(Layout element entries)

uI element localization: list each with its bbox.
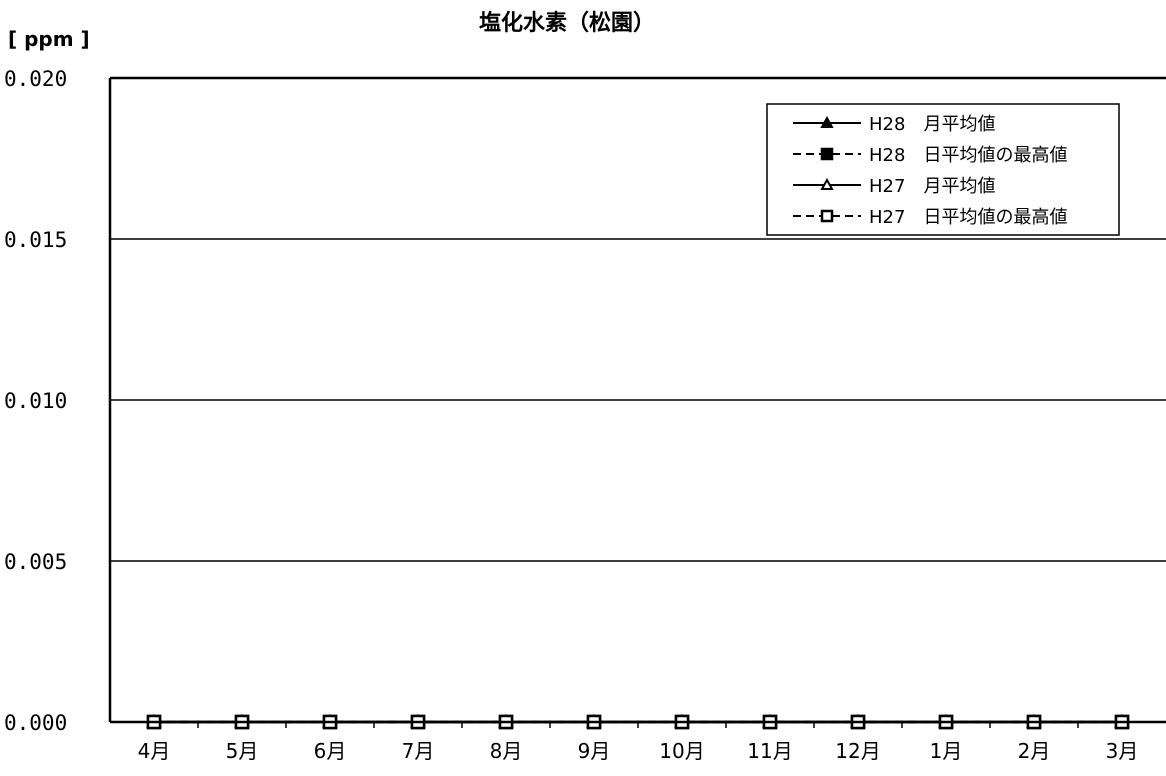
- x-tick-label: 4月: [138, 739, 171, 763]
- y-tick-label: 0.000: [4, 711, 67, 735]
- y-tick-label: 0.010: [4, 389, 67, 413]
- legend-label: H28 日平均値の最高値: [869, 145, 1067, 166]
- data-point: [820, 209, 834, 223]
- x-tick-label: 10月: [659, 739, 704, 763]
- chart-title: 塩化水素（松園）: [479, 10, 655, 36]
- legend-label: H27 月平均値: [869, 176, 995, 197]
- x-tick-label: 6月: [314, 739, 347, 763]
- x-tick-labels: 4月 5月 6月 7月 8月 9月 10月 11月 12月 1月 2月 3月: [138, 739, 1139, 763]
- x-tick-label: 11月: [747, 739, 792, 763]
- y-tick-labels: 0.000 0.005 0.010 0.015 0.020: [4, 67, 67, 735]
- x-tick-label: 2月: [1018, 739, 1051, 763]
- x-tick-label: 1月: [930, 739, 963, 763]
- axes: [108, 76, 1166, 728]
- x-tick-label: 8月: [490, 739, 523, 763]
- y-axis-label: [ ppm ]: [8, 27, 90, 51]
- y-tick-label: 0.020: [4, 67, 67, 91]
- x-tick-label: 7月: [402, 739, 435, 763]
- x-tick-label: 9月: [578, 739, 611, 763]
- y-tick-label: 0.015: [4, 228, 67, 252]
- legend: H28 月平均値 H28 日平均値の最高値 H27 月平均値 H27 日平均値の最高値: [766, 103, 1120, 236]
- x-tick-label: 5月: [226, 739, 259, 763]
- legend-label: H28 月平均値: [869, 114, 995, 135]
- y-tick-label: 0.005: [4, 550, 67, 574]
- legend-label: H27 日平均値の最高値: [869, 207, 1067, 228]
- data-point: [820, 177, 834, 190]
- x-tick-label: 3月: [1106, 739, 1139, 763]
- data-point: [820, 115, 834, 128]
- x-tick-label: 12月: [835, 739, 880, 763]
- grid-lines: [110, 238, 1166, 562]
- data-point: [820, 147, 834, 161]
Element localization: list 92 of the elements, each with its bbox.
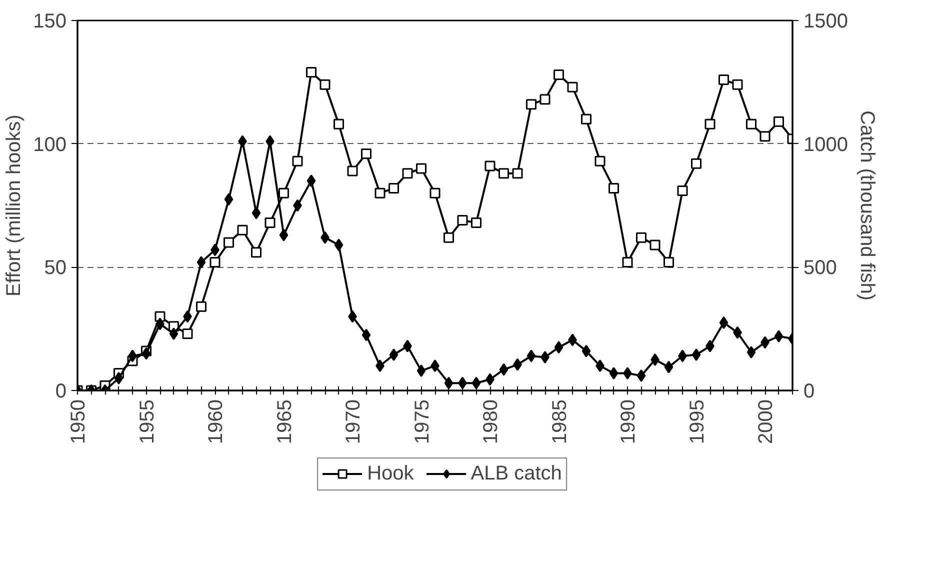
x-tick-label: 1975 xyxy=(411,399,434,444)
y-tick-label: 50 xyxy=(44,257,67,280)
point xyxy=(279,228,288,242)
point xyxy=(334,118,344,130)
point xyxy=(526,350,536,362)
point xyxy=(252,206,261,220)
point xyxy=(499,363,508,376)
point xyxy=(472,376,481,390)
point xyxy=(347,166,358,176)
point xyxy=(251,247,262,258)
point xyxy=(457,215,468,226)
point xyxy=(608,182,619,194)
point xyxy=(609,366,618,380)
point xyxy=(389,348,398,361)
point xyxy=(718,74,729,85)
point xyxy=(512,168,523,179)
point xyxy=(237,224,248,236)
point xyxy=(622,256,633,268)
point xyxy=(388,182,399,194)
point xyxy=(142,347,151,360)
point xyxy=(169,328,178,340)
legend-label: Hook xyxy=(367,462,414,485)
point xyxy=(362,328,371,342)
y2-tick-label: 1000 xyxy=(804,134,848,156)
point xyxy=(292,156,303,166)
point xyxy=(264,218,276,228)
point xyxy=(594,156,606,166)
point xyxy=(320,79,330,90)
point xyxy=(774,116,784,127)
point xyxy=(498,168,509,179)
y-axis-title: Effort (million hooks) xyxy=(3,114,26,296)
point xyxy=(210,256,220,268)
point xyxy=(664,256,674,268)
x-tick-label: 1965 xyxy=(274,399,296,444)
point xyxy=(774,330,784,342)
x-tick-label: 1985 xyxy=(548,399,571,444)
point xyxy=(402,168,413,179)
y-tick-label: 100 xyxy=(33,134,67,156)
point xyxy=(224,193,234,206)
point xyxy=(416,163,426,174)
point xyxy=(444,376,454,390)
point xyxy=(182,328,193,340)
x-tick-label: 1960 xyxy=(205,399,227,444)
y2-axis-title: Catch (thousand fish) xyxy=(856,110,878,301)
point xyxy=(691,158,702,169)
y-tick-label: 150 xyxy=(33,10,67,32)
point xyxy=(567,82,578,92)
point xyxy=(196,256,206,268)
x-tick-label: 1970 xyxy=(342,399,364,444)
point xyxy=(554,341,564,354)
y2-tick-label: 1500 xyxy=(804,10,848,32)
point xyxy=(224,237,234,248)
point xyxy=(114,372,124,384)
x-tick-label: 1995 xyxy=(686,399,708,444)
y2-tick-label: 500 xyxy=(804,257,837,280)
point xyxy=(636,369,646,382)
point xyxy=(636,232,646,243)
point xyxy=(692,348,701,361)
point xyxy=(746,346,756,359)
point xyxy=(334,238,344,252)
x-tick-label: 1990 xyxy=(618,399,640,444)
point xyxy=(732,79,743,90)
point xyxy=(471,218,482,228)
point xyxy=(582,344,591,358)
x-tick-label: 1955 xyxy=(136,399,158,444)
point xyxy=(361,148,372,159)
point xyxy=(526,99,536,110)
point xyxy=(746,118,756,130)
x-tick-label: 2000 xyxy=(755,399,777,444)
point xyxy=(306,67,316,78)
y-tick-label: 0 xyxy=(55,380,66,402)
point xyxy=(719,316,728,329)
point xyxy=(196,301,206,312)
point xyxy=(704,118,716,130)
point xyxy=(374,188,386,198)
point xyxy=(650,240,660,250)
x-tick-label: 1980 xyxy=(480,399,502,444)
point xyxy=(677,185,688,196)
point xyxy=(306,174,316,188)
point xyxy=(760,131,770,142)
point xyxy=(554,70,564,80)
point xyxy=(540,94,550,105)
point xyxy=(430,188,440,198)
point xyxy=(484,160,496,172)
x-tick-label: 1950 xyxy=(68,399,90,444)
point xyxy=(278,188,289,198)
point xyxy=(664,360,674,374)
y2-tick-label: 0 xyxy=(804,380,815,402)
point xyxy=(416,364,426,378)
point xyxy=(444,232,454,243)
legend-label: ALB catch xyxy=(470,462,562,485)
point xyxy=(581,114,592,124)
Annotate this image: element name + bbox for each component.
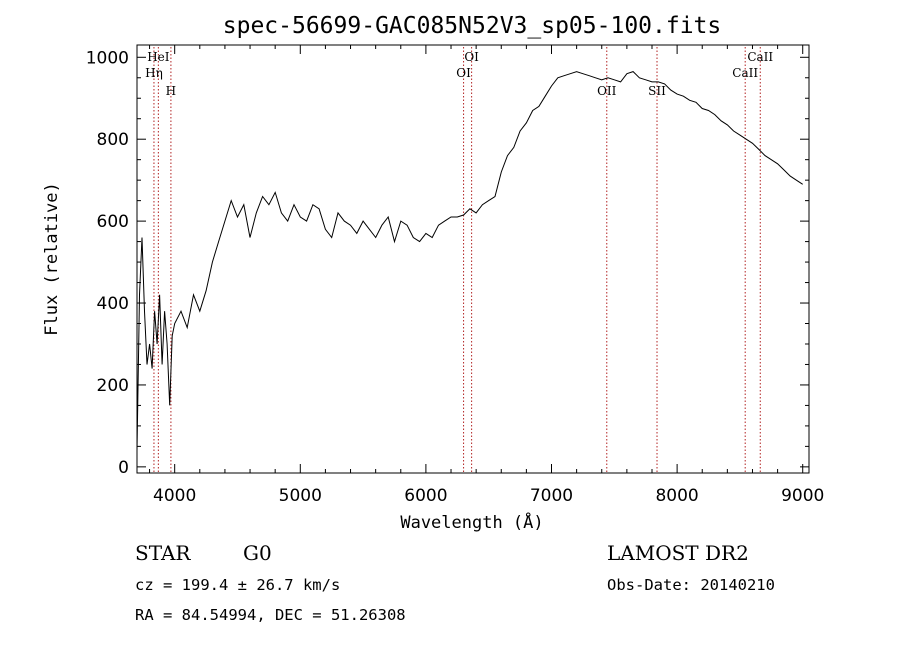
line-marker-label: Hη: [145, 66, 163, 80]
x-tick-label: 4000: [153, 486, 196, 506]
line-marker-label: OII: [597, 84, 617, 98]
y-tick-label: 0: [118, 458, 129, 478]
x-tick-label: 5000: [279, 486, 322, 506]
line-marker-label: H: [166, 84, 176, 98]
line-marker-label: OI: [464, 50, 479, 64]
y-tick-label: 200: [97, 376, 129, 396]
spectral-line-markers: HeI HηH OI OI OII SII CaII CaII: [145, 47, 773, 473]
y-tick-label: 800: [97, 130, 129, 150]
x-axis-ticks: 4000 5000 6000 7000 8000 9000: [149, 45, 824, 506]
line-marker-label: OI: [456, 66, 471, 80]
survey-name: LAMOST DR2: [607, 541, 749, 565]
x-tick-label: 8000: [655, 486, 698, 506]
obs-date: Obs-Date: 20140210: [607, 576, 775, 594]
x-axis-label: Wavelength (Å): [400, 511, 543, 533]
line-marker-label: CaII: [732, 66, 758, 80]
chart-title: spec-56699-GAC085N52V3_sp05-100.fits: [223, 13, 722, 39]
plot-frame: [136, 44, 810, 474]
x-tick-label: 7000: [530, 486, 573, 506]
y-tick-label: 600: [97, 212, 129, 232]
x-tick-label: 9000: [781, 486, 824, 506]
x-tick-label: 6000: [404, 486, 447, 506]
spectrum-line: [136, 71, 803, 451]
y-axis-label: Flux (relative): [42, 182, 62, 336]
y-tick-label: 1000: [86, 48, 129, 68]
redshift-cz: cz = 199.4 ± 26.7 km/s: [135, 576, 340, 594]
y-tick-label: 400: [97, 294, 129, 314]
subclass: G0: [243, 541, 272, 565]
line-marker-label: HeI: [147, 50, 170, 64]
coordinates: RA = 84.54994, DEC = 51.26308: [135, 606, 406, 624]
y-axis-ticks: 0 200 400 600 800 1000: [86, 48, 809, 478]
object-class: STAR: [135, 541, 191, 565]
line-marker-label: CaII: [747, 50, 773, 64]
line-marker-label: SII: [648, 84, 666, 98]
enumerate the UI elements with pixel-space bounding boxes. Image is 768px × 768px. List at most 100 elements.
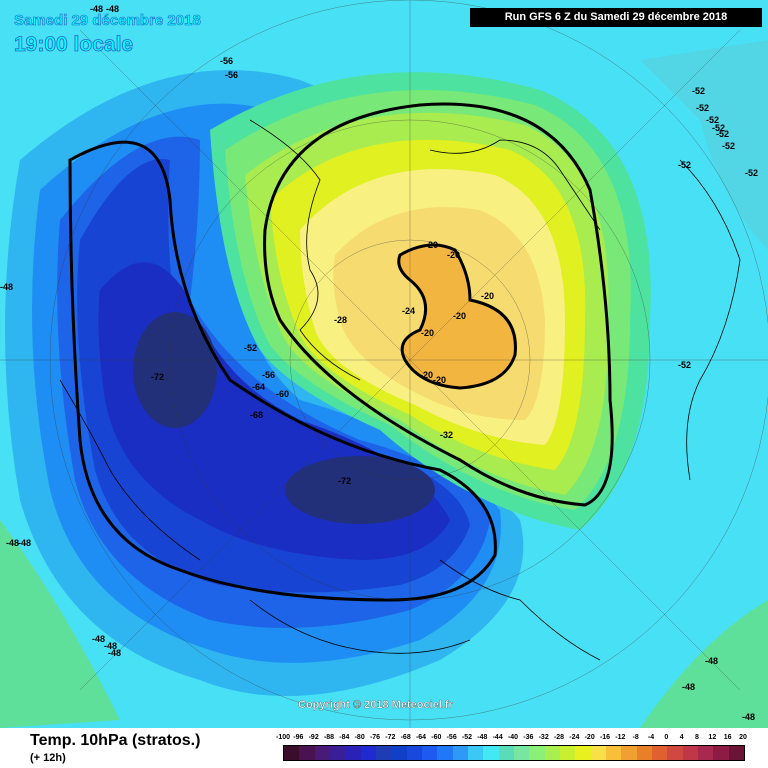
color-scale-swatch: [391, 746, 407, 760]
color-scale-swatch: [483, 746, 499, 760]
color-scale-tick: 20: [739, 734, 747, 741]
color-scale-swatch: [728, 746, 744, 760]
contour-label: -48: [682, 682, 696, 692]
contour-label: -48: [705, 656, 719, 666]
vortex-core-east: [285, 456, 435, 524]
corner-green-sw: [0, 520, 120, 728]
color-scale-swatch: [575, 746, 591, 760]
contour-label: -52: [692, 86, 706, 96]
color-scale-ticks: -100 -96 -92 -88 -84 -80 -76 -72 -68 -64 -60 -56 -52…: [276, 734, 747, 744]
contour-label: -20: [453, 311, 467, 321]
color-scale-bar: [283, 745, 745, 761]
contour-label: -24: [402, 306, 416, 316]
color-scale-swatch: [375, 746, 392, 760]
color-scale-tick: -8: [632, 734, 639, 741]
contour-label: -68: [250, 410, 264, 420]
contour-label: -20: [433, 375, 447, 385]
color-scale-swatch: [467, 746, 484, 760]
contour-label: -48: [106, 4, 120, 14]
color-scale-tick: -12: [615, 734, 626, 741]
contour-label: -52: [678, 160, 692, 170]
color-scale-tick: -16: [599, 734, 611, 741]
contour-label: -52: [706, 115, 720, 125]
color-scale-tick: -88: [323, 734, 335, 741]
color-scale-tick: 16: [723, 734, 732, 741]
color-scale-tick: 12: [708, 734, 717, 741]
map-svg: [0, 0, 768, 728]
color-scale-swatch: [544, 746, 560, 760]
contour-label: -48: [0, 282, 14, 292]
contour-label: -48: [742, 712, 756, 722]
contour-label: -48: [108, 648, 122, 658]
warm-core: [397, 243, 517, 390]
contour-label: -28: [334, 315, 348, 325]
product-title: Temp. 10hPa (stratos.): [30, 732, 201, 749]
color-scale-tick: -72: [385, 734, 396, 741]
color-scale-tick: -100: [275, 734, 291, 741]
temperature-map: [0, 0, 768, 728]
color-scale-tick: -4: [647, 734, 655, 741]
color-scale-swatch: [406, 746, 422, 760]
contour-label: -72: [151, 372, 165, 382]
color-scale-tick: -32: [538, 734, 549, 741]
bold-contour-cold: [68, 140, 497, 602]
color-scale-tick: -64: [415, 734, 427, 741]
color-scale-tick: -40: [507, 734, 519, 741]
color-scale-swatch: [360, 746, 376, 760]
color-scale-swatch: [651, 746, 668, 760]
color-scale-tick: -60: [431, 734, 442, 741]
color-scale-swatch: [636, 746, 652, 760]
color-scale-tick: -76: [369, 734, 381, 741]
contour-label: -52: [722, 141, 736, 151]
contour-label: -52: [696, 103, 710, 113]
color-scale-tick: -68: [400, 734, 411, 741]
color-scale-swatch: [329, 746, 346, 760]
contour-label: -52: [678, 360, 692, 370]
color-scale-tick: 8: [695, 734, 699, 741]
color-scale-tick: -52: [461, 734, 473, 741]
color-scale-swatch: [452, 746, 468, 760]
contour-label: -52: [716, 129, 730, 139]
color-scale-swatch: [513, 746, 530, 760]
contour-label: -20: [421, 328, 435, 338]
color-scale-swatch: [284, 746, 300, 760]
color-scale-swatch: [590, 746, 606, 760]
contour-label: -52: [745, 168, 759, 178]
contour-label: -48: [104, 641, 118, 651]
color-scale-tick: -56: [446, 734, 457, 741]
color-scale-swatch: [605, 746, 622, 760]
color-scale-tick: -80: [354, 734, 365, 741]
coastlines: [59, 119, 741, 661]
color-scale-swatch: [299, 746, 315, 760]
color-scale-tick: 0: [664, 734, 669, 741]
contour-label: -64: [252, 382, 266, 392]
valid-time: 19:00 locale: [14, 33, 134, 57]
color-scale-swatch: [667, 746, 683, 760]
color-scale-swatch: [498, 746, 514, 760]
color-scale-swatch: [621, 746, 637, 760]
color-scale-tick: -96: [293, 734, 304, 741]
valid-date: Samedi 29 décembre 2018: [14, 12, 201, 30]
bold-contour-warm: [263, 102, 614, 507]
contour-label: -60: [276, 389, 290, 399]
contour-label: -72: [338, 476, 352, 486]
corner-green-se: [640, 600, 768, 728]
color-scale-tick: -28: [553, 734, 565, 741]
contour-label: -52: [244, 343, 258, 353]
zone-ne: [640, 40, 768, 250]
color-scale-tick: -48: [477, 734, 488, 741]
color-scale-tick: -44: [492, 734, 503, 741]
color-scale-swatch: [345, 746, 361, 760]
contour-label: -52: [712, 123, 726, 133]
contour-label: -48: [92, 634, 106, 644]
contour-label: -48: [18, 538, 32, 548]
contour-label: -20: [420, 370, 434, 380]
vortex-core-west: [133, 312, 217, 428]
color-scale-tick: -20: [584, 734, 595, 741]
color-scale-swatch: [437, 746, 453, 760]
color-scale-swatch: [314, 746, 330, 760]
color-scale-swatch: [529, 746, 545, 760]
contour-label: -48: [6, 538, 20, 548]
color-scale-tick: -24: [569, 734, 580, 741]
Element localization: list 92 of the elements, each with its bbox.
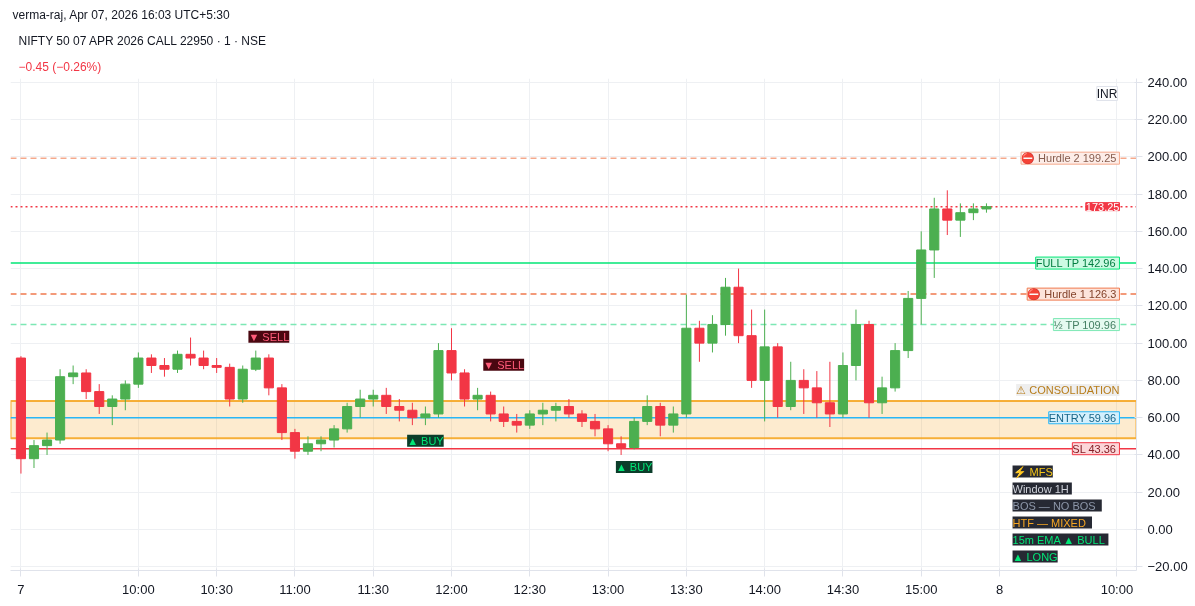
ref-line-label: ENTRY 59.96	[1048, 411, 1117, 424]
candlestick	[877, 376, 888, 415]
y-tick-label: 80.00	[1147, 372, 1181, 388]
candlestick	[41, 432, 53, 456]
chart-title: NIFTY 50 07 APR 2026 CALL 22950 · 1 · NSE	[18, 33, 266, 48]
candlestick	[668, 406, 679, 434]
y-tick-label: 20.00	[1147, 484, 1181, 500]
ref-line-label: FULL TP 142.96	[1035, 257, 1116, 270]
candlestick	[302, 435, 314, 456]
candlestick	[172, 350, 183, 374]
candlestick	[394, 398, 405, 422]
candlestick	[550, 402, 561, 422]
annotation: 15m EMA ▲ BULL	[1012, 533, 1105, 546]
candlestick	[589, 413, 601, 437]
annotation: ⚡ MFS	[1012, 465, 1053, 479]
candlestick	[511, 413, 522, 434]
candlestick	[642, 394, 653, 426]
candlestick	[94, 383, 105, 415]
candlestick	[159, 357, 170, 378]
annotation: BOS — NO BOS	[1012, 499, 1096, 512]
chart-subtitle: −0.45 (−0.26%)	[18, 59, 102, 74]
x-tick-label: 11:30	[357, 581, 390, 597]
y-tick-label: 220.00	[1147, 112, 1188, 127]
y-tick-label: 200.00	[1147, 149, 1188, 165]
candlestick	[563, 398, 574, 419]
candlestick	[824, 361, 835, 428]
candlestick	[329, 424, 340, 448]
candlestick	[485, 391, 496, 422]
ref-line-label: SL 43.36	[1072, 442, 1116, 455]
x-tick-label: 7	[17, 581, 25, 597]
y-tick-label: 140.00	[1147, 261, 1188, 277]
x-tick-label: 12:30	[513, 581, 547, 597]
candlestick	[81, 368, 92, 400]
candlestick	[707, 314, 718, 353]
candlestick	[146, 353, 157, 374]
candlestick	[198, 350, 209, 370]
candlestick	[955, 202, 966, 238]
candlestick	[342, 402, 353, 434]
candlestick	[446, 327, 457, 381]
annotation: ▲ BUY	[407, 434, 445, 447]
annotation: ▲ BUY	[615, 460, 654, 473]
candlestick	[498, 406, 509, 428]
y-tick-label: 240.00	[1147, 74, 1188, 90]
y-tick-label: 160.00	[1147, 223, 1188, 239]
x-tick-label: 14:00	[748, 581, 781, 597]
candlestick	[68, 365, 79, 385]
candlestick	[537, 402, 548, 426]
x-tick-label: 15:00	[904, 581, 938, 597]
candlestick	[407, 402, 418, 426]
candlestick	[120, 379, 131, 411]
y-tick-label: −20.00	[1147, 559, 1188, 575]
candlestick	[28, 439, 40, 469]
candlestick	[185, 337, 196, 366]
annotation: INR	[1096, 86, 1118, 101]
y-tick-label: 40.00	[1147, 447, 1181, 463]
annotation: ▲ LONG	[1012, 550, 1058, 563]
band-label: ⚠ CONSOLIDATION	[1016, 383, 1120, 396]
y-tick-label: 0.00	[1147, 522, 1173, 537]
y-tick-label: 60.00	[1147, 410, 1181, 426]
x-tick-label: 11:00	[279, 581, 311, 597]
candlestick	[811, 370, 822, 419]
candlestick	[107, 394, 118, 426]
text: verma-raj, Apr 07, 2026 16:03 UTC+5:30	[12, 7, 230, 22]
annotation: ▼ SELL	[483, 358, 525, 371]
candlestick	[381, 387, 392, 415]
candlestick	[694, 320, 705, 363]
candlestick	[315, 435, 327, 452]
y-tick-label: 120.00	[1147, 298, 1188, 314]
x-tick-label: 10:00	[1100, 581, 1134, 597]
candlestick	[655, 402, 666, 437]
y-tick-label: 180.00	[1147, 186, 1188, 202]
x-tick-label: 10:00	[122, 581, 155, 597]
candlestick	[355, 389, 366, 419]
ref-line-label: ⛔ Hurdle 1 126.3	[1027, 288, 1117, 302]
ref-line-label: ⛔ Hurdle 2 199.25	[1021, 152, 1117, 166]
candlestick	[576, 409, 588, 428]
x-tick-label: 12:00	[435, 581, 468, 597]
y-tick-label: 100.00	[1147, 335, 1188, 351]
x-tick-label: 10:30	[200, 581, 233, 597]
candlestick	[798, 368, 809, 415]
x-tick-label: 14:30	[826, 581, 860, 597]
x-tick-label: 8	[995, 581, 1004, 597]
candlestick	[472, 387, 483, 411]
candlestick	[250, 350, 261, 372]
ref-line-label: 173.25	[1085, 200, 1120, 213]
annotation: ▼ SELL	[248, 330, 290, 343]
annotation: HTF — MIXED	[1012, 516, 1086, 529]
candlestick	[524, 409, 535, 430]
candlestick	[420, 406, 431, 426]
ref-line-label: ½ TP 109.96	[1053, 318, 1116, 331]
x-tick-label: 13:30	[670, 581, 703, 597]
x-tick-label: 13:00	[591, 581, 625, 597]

Problem description
Give the part of the listing that opens with the line containing "411, 1117, 424]" and closes with the line containing "149, 1188, 165]" as a JSON list of strings, one string per line, with blank lines left out.

Output below
[
  "ref-line-label: ENTRY 59.96\t[1048, 411, 1117, 424]",
  "candlestick\t[877, 376, 888, 415]",
  "y-tick-label: 80.00\t[1147, 372, 1181, 388]",
  "candlestick\t[41, 432, 53, 456]",
  "chart-title: NIFTY 50 07 APR 2026 CALL 22950 · 1 · NSE\t[18, 33, 266, 48]",
  "candlestick\t[668, 406, 679, 434]",
  "y-tick-label: 20.00\t[1147, 484, 1181, 500]",
  "ref-line-label: FULL TP 142.96\t[1035, 257, 1116, 270]",
  "candlestick\t[302, 435, 314, 456]",
  "candlestick\t[172, 350, 183, 374]",
  "candlestick\t[394, 398, 405, 422]",
  "candlestick\t[550, 402, 561, 422]",
  "annotation: 15m EMA ▲ BULL\t[1012, 533, 1105, 546]",
  "candlestick\t[589, 413, 601, 437]",
  "annotation: ⚡ MFS\t[1012, 465, 1053, 479]",
  "candlestick\t[511, 413, 522, 434]",
  "candlestick\t[642, 394, 653, 426]",
  "candlestick\t[94, 383, 105, 415]",
  "candlestick\t[159, 357, 170, 378]",
  "annotation: BOS — NO BOS\t[1012, 499, 1096, 512]",
  "chart-subtitle: −0.45 (−0.26%)\t[18, 59, 102, 74]",
  "x-tick-label: 11:30\t[357, 581, 390, 597]",
  "y-tick-label: 220.00\t[1147, 112, 1188, 127]",
  "y-tick-label: 200.00\t[1147, 149, 1188, 165]"
]